Structured figure records:
◇ ◇ ◇
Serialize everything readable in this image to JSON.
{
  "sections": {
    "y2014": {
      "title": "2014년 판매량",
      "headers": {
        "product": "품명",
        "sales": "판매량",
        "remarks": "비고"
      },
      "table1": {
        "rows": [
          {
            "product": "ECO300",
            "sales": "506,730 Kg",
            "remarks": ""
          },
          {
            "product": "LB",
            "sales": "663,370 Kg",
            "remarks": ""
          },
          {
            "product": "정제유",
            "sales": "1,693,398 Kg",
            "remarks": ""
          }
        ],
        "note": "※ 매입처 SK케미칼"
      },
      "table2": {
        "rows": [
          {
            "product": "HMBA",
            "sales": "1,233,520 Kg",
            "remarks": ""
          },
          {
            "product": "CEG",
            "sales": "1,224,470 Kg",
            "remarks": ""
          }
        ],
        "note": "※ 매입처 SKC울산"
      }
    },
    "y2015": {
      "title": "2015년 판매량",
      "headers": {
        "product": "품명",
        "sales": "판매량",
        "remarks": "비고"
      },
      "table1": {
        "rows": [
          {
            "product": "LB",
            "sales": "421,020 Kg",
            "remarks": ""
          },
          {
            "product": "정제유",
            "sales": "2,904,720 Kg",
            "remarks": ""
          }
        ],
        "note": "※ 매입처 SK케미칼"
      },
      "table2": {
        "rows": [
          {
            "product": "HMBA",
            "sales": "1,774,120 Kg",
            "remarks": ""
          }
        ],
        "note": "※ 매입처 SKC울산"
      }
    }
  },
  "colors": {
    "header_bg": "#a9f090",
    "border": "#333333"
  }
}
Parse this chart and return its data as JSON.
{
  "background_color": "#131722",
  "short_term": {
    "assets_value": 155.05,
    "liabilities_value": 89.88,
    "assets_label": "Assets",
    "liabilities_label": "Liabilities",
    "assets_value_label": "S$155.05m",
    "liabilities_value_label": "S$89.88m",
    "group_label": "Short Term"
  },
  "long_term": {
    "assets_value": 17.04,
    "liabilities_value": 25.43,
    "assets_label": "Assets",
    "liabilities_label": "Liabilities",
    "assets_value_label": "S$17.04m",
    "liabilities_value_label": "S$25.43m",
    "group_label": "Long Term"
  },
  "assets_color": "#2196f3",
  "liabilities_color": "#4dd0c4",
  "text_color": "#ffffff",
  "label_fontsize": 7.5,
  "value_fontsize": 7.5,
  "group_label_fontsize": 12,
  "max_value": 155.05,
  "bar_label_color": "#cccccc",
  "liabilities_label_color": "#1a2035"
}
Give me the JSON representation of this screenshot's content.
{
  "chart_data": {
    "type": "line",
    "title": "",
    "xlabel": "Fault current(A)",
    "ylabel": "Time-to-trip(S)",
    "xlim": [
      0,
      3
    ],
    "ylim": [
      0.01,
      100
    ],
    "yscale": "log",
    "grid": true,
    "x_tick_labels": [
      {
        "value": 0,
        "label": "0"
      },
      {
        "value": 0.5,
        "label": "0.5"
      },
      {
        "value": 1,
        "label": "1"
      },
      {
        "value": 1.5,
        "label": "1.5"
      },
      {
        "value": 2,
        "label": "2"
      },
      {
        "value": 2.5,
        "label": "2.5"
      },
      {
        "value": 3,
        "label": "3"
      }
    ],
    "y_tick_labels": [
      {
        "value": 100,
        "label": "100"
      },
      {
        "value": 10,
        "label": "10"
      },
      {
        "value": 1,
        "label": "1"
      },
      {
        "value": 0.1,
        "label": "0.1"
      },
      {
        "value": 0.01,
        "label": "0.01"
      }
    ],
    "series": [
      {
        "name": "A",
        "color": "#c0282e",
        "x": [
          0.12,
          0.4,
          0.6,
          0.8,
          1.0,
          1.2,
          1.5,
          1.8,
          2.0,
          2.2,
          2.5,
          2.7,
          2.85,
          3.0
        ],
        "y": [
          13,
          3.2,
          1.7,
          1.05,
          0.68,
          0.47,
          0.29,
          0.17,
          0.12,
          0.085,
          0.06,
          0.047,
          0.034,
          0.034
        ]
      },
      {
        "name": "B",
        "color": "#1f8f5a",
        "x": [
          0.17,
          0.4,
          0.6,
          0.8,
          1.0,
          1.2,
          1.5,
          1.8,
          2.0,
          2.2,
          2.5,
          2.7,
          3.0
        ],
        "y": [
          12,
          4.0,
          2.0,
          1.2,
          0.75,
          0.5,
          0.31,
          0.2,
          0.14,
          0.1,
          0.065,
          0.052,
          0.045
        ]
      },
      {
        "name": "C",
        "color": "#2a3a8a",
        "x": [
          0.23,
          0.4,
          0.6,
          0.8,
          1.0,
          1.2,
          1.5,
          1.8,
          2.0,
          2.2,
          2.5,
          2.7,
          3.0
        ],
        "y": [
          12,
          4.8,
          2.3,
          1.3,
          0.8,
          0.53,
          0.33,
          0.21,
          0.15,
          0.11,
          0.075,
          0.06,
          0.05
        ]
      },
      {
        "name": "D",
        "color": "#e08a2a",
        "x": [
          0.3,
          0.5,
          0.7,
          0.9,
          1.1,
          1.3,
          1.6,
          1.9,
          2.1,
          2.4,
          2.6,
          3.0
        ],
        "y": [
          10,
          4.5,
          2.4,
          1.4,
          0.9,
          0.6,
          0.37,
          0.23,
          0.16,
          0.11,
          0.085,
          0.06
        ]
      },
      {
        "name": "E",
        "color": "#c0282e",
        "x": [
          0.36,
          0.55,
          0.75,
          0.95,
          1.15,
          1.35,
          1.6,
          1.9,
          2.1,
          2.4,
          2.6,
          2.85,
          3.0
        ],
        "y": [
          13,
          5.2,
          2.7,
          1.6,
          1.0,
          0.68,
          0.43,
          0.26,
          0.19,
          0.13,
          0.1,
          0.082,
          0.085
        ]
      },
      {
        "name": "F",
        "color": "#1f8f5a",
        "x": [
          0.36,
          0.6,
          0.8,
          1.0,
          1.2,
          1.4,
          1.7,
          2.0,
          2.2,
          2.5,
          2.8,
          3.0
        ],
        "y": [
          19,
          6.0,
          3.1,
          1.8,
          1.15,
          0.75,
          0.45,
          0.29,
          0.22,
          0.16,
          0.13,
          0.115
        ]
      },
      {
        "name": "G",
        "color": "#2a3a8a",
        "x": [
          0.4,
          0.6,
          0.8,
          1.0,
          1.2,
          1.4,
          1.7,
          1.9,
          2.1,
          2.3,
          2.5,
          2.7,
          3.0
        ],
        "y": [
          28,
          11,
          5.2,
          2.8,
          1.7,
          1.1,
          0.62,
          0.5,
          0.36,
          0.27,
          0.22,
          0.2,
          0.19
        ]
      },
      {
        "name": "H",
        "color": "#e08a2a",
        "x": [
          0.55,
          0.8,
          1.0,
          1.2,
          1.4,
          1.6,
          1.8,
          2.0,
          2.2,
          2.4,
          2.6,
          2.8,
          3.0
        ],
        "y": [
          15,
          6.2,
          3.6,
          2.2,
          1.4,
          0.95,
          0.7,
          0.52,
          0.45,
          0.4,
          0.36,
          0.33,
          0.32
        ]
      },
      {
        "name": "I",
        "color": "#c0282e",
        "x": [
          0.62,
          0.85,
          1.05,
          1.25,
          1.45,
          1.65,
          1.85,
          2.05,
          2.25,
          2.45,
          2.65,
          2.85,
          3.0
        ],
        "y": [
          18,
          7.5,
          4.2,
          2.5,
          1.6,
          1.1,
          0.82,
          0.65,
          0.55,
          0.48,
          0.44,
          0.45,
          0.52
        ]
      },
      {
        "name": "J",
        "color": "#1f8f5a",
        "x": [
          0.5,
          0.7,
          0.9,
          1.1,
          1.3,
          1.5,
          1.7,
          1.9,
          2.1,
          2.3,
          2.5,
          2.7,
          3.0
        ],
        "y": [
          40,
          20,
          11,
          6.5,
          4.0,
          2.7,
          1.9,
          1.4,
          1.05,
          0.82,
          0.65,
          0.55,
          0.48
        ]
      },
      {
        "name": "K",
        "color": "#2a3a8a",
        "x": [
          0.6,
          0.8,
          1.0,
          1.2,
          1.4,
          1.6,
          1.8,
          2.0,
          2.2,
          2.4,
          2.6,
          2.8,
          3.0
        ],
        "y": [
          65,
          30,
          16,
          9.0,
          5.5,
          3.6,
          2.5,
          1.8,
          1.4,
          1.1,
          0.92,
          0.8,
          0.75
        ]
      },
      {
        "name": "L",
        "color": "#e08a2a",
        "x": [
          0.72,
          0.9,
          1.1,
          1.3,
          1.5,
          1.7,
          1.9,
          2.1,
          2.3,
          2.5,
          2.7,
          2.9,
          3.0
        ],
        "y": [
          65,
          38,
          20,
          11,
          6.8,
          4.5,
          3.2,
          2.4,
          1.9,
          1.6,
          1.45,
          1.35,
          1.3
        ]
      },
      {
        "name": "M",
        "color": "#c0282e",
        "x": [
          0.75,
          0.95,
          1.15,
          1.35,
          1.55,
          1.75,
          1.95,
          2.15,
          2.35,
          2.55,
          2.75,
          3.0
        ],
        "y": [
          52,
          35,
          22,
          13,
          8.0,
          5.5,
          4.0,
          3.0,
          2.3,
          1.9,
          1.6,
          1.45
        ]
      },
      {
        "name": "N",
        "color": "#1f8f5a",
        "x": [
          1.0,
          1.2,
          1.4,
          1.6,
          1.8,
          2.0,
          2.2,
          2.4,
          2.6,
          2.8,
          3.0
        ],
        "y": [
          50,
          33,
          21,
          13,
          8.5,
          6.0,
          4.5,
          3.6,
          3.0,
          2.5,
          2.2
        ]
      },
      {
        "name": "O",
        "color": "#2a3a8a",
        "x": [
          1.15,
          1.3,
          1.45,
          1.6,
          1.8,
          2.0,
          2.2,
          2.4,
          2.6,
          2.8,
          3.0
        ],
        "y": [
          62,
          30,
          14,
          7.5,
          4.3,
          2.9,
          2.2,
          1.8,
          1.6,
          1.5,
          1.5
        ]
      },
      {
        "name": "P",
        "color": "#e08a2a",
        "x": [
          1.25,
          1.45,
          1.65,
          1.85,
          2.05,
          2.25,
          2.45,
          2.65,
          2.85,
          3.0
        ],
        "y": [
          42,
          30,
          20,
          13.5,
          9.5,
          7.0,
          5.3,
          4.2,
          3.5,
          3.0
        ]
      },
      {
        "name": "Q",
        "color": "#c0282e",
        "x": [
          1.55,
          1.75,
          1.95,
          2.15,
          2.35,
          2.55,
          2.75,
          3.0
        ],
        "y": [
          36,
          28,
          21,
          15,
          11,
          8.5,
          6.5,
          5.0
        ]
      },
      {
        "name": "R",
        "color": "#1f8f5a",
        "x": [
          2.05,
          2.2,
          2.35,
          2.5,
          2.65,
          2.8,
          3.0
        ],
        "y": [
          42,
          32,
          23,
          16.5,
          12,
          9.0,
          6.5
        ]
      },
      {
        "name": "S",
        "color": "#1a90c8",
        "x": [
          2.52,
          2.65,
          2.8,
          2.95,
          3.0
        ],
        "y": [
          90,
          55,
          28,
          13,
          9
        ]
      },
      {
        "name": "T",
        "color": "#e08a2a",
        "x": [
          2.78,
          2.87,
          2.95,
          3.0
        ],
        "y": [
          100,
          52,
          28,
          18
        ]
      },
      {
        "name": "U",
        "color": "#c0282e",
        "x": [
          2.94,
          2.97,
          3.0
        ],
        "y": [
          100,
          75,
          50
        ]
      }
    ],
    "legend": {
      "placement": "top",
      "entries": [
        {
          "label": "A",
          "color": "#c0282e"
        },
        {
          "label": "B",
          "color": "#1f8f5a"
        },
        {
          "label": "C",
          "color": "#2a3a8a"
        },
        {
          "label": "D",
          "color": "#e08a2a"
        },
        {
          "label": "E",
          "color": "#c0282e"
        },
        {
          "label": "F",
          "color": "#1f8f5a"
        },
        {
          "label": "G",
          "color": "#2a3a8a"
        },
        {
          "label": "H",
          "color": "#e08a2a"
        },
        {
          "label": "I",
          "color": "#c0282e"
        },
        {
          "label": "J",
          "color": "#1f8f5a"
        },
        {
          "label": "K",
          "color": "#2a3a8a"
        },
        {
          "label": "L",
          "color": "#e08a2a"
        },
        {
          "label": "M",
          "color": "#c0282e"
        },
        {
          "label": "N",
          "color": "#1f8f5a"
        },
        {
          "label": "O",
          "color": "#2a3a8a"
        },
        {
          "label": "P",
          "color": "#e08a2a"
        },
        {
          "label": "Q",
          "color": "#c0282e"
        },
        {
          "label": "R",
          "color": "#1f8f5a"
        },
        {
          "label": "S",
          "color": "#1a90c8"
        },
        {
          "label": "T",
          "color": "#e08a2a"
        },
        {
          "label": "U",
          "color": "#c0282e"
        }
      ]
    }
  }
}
◇ ◇ ◇
▸ **WHAT YOU SHOULD DO**: In the entries above, find every line holding the word "sales" and copy it out.

▸ **ANSWER TO THE EXERCISE**:
        "sales": "판매량",
            "sales": "506,730 Kg",
            "sales": "663,370 Kg",
            "sales": "1,693,398 Kg",
            "sales": "1,233,520 Kg",
            "sales": "1,224,470 Kg",
        "sales": "판매량",
            "sales": "421,020 Kg",
            "sales": "2,904,720 Kg",
            "sales": "1,774,120 Kg",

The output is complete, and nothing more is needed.